Stated exercise.
Write out each record again exactly as it stands.

Given records.
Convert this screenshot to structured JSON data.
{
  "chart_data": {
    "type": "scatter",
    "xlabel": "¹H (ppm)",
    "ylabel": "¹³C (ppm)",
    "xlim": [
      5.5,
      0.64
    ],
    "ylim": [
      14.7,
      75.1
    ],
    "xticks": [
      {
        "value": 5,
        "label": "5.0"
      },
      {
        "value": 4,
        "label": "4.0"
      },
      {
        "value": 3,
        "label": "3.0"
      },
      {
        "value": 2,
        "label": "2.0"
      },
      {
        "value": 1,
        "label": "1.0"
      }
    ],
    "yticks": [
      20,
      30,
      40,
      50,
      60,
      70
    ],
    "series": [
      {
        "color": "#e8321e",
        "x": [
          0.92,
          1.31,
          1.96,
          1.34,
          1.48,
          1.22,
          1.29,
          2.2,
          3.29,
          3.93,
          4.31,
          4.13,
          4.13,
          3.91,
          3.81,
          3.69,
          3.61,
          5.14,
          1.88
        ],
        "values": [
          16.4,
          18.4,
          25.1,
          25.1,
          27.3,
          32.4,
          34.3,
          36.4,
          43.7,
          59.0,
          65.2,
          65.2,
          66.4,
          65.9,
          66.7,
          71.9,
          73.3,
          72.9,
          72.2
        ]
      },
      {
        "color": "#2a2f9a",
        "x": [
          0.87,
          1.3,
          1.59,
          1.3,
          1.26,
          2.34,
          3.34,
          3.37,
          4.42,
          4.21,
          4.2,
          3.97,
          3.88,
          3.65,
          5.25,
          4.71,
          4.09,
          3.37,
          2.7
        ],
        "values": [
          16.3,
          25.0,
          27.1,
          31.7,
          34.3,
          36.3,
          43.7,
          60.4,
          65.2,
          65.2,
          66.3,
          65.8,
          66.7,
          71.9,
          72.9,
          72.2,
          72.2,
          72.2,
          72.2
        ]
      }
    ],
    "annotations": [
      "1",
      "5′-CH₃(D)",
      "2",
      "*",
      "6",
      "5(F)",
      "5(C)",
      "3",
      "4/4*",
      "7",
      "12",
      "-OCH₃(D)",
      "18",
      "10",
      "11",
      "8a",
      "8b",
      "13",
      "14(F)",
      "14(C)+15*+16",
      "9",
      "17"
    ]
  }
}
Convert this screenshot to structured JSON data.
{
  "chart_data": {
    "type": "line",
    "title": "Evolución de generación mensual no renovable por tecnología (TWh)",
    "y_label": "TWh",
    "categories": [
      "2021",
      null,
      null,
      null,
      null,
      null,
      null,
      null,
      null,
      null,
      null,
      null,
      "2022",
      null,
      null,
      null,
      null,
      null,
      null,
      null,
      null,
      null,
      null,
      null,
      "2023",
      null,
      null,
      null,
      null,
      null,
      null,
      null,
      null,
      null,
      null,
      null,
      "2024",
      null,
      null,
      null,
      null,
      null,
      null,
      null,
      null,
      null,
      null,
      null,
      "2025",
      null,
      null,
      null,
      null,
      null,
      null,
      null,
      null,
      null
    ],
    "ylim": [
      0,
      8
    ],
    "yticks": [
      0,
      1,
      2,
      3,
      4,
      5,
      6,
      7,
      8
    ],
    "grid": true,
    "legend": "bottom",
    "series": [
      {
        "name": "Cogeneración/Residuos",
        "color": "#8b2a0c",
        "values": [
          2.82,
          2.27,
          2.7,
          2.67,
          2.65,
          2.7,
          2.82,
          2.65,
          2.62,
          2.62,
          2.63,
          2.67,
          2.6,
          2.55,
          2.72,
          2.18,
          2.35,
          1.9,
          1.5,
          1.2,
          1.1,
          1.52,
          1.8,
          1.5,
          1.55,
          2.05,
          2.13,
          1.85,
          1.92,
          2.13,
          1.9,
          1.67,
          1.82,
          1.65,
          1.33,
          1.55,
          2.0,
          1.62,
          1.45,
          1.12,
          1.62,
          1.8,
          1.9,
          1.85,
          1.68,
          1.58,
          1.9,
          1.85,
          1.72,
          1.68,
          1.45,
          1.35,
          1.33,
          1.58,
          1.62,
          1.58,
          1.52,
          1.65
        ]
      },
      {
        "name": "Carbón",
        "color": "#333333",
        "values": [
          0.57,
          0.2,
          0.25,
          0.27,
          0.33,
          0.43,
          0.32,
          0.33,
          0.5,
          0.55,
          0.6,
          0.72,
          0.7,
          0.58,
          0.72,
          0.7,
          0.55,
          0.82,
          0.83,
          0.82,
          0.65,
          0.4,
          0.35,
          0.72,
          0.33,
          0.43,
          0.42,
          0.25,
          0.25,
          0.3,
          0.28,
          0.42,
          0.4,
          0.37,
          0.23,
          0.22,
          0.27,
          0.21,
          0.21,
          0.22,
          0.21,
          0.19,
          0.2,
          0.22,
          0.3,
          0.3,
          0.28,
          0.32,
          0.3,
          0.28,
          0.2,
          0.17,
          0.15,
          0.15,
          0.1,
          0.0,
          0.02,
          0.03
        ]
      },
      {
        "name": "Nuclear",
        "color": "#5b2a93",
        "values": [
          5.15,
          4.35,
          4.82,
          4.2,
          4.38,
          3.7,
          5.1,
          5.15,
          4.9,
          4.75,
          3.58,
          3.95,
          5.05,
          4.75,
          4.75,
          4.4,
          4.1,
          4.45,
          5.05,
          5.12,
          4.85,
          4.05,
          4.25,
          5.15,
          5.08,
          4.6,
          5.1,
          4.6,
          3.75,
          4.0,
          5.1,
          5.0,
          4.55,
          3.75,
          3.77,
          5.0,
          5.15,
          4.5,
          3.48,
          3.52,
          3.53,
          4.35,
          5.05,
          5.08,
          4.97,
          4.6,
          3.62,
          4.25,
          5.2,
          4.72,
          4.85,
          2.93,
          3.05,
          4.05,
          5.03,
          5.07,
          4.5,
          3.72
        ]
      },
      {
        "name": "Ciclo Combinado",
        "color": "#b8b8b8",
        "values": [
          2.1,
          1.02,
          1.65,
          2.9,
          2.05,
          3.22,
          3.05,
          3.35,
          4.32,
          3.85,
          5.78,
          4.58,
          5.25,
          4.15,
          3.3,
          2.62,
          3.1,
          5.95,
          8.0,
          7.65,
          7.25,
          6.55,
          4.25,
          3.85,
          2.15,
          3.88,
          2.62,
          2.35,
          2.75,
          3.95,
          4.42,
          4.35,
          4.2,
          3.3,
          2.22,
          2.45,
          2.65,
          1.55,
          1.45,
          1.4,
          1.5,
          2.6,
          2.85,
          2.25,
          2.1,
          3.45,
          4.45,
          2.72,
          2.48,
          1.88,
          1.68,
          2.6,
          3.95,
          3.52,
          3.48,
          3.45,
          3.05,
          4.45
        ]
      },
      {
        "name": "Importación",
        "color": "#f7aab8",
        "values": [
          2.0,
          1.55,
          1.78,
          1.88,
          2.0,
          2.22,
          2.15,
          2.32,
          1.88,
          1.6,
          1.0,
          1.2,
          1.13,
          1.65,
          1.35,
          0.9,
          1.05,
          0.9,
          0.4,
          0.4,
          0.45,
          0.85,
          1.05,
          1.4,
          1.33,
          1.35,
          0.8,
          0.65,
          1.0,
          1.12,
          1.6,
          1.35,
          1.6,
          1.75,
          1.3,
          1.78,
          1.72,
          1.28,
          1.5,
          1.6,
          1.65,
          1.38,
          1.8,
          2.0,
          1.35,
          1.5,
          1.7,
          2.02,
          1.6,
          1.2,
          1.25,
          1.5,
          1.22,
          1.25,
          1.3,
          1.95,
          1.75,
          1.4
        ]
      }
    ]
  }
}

Solution to this exercise.
Convert this screenshot to structured JSON data.
{
  "chart_data": {
    "type": "scatter",
    "xlabel": "¹H (ppm)",
    "ylabel": "¹³C (ppm)",
    "xlim": [
      5.5,
      0.64
    ],
    "ylim": [
      14.7,
      75.1
    ],
    "xticks": [
      {
        "value": 5,
        "label": "5.0"
      },
      {
        "value": 4,
        "label": "4.0"
      },
      {
        "value": 3,
        "label": "3.0"
      },
      {
        "value": 2,
        "label": "2.0"
      },
      {
        "value": 1,
        "label": "1.0"
      }
    ],
    "yticks": [
      20,
      30,
      40,
      50,
      60,
      70
    ],
    "series": [
      {
        "color": "#e8321e",
        "x": [
          0.92,
          1.31,
          1.96,
          1.34,
          1.48,
          1.22,
          1.29,
          2.2,
          3.29,
          3.93,
          4.31,
          4.13,
          4.13,
          3.91,
          3.81,
          3.69,
          3.61,
          5.14,
          1.88
        ],
        "values": [
          16.4,
          18.4,
          25.1,
          25.1,
          27.3,
          32.4,
          34.3,
          36.4,
          43.7,
          59.0,
          65.2,
          65.2,
          66.4,
          65.9,
          66.7,
          71.9,
          73.3,
          72.9,
          72.2
        ]
      },
      {
        "color": "#2a2f9a",
        "x": [
          0.87,
          1.3,
          1.59,
          1.3,
          1.26,
          2.34,
          3.34,
          3.37,
          4.42,
          4.21,
          4.2,
          3.97,
          3.88,
          3.65,
          5.25,
          4.71,
          4.09,
          3.37,
          2.7
        ],
        "values": [
          16.3,
          25.0,
          27.1,
          31.7,
          34.3,
          36.3,
          43.7,
          60.4,
          65.2,
          65.2,
          66.3,
          65.8,
          66.7,
          71.9,
          72.9,
          72.2,
          72.2,
          72.2,
          72.2
        ]
      }
    ],
    "annotations": [
      "1",
      "5′-CH₃(D)",
      "2",
      "*",
      "6",
      "5(F)",
      "5(C)",
      "3",
      "4/4*",
      "7",
      "12",
      "-OCH₃(D)",
      "18",
      "10",
      "11",
      "8a",
      "8b",
      "13",
      "14(F)",
      "14(C)+15*+16",
      "9",
      "17"
    ]
  }
}
Convert this screenshot to structured JSON data.
{
  "chart_data": {
    "type": "line",
    "title": "Evolución de generación mensual no renovable por tecnología (TWh)",
    "y_label": "TWh",
    "categories": [
      "2021",
      null,
      null,
      null,
      null,
      null,
      null,
      null,
      null,
      null,
      null,
      null,
      "2022",
      null,
      null,
      null,
      null,
      null,
      null,
      null,
      null,
      null,
      null,
      null,
      "2023",
      null,
      null,
      null,
      null,
      null,
      null,
      null,
      null,
      null,
      null,
      null,
      "2024",
      null,
      null,
      null,
      null,
      null,
      null,
      null,
      null,
      null,
      null,
      null,
      "2025",
      null,
      null,
      null,
      null,
      null,
      null,
      null,
      null,
      null
    ],
    "ylim": [
      0,
      8
    ],
    "yticks": [
      0,
      1,
      2,
      3,
      4,
      5,
      6,
      7,
      8
    ],
    "grid": true,
    "legend": "bottom",
    "series": [
      {
        "name": "Cogeneración/Residuos",
        "color": "#8b2a0c",
        "values": [
          2.82,
          2.27,
          2.7,
          2.67,
          2.65,
          2.7,
          2.82,
          2.65,
          2.62,
          2.62,
          2.63,
          2.67,
          2.6,
          2.55,
          2.72,
          2.18,
          2.35,
          1.9,
          1.5,
          1.2,
          1.1,
          1.52,
          1.8,
          1.5,
          1.55,
          2.05,
          2.13,
          1.85,
          1.92,
          2.13,
          1.9,
          1.67,
          1.82,
          1.65,
          1.33,
          1.55,
          2.0,
          1.62,
          1.45,
          1.12,
          1.62,
          1.8,
          1.9,
          1.85,
          1.68,
          1.58,
          1.9,
          1.85,
          1.72,
          1.68,
          1.45,
          1.35,
          1.33,
          1.58,
          1.62,
          1.58,
          1.52,
          1.65
        ]
      },
      {
        "name": "Carbón",
        "color": "#333333",
        "values": [
          0.57,
          0.2,
          0.25,
          0.27,
          0.33,
          0.43,
          0.32,
          0.33,
          0.5,
          0.55,
          0.6,
          0.72,
          0.7,
          0.58,
          0.72,
          0.7,
          0.55,
          0.82,
          0.83,
          0.82,
          0.65,
          0.4,
          0.35,
          0.72,
          0.33,
          0.43,
          0.42,
          0.25,
          0.25,
          0.3,
          0.28,
          0.42,
          0.4,
          0.37,
          0.23,
          0.22,
          0.27,
          0.21,
          0.21,
          0.22,
          0.21,
          0.19,
          0.2,
          0.22,
          0.3,
          0.3,
          0.28,
          0.32,
          0.3,
          0.28,
          0.2,
          0.17,
          0.15,
          0.15,
          0.1,
          0.0,
          0.02,
          0.03
        ]
      },
      {
        "name": "Nuclear",
        "color": "#5b2a93",
        "values": [
          5.15,
          4.35,
          4.82,
          4.2,
          4.38,
          3.7,
          5.1,
          5.15,
          4.9,
          4.75,
          3.58,
          3.95,
          5.05,
          4.75,
          4.75,
          4.4,
          4.1,
          4.45,
          5.05,
          5.12,
          4.85,
          4.05,
          4.25,
          5.15,
          5.08,
          4.6,
          5.1,
          4.6,
          3.75,
          4.0,
          5.1,
          5.0,
          4.55,
          3.75,
          3.77,
          5.0,
          5.15,
          4.5,
          3.48,
          3.52,
          3.53,
          4.35,
          5.05,
          5.08,
          4.97,
          4.6,
          3.62,
          4.25,
          5.2,
          4.72,
          4.85,
          2.93,
          3.05,
          4.05,
          5.03,
          5.07,
          4.5,
          3.72
        ]
      },
      {
        "name": "Ciclo Combinado",
        "color": "#b8b8b8",
        "values": [
          2.1,
          1.02,
          1.65,
          2.9,
          2.05,
          3.22,
          3.05,
          3.35,
          4.32,
          3.85,
          5.78,
          4.58,
          5.25,
          4.15,
          3.3,
          2.62,
          3.1,
          5.95,
          8.0,
          7.65,
          7.25,
          6.55,
          4.25,
          3.85,
          2.15,
          3.88,
          2.62,
          2.35,
          2.75,
          3.95,
          4.42,
          4.35,
          4.2,
          3.3,
          2.22,
          2.45,
          2.65,
          1.55,
          1.45,
          1.4,
          1.5,
          2.6,
          2.85,
          2.25,
          2.1,
          3.45,
          4.45,
          2.72,
          2.48,
          1.88,
          1.68,
          2.6,
          3.95,
          3.52,
          3.48,
          3.45,
          3.05,
          4.45
        ]
      },
      {
        "name": "Importación",
        "color": "#f7aab8",
        "values": [
          2.0,
          1.55,
          1.78,
          1.88,
          2.0,
          2.22,
          2.15,
          2.32,
          1.88,
          1.6,
          1.0,
          1.2,
          1.13,
          1.65,
          1.35,
          0.9,
          1.05,
          0.9,
          0.4,
          0.4,
          0.45,
          0.85,
          1.05,
          1.4,
          1.33,
          1.35,
          0.8,
          0.65,
          1.0,
          1.12,
          1.6,
          1.35,
          1.6,
          1.75,
          1.3,
          1.78,
          1.72,
          1.28,
          1.5,
          1.6,
          1.65,
          1.38,
          1.8,
          2.0,
          1.35,
          1.5,
          1.7,
          2.02,
          1.6,
          1.2,
          1.25,
          1.5,
          1.22,
          1.25,
          1.3,
          1.95,
          1.75,
          1.4
        ]
      }
    ]
  }
}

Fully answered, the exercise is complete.